> _Instructions for the task_: Transcription task. Write out each entry verbatim and exclude any image.

[Saved entries]
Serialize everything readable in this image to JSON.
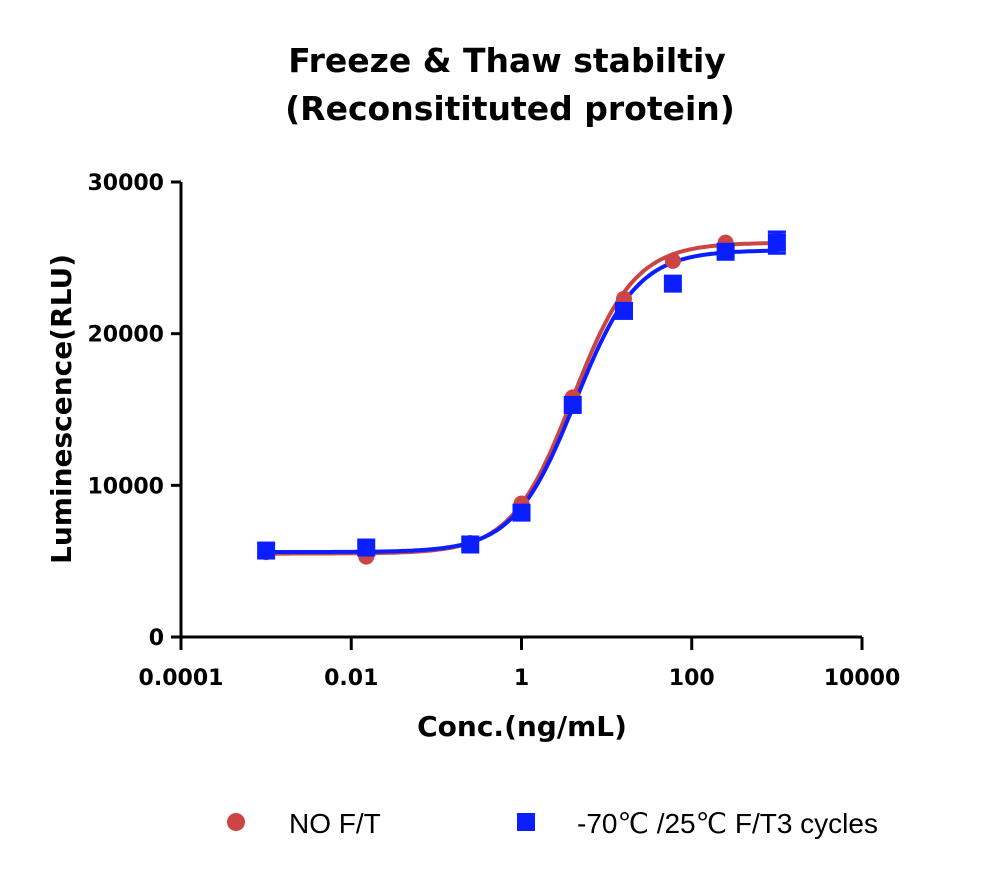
{
  "chart_data": {
    "type": "scatter",
    "title": [
      "Freeze & Thaw stabiltiy",
      "(Reconsitituted protein)"
    ],
    "xlabel": "Conc.(ng/mL)",
    "ylabel": "Luminescence(RLU)",
    "x_scale": "log",
    "xlim": [
      0.0001,
      10000
    ],
    "ylim": [
      0,
      30000
    ],
    "x_ticks": [
      0.0001,
      0.01,
      1,
      100,
      10000
    ],
    "x_tick_labels": [
      "0.0001",
      "0.01",
      "1",
      "100",
      "10000"
    ],
    "y_ticks": [
      0,
      10000,
      20000,
      30000
    ],
    "y_tick_labels": [
      "0",
      "10000",
      "20000",
      "30000"
    ],
    "grid": false,
    "legend_position": "bottom",
    "x": [
      0.001,
      0.015,
      0.25,
      1.0,
      4.0,
      16.0,
      60.0,
      250.0,
      1000.0
    ],
    "series": [
      {
        "name": "NO F/T",
        "marker": "circle",
        "color": "#cc4444",
        "values": [
          5600,
          5300,
          6200,
          8800,
          15800,
          22300,
          24800,
          26000,
          26200
        ],
        "fit": {
          "bottom": 5500,
          "top": 26000,
          "ec50": 4.0,
          "hill": 1.2
        }
      },
      {
        "name": "-70℃ /25℃  F/T3 cycles",
        "marker": "square",
        "color": "#0a1eff",
        "values": [
          5700,
          5900,
          6100,
          8200,
          15300,
          21500,
          23300,
          25400,
          26000
        ],
        "error": [
          0,
          0,
          0,
          0,
          0,
          0,
          0,
          0,
          700
        ],
        "fit": {
          "bottom": 5600,
          "top": 25500,
          "ec50": 4.3,
          "hill": 1.2
        }
      }
    ]
  }
}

> _Written response_:
Serialize everything readable in this image to JSON.
{
  "chart_data": {
    "type": "scatter",
    "title": [
      "Freeze & Thaw stabiltiy",
      "(Reconsitituted protein)"
    ],
    "xlabel": "Conc.(ng/mL)",
    "ylabel": "Luminescence(RLU)",
    "x_scale": "log",
    "xlim": [
      0.0001,
      10000
    ],
    "ylim": [
      0,
      30000
    ],
    "x_ticks": [
      0.0001,
      0.01,
      1,
      100,
      10000
    ],
    "x_tick_labels": [
      "0.0001",
      "0.01",
      "1",
      "100",
      "10000"
    ],
    "y_ticks": [
      0,
      10000,
      20000,
      30000
    ],
    "y_tick_labels": [
      "0",
      "10000",
      "20000",
      "30000"
    ],
    "grid": false,
    "legend_position": "bottom",
    "x": [
      0.001,
      0.015,
      0.25,
      1.0,
      4.0,
      16.0,
      60.0,
      250.0,
      1000.0
    ],
    "series": [
      {
        "name": "NO F/T",
        "marker": "circle",
        "color": "#cc4444",
        "values": [
          5600,
          5300,
          6200,
          8800,
          15800,
          22300,
          24800,
          26000,
          26200
        ],
        "fit": {
          "bottom": 5500,
          "top": 26000,
          "ec50": 4.0,
          "hill": 1.2
        }
      },
      {
        "name": "-70℃ /25℃  F/T3 cycles",
        "marker": "square",
        "color": "#0a1eff",
        "values": [
          5700,
          5900,
          6100,
          8200,
          15300,
          21500,
          23300,
          25400,
          26000
        ],
        "error": [
          0,
          0,
          0,
          0,
          0,
          0,
          0,
          0,
          700
        ],
        "fit": {
          "bottom": 5600,
          "top": 25500,
          "ec50": 4.3,
          "hill": 1.2
        }
      }
    ]
  }
}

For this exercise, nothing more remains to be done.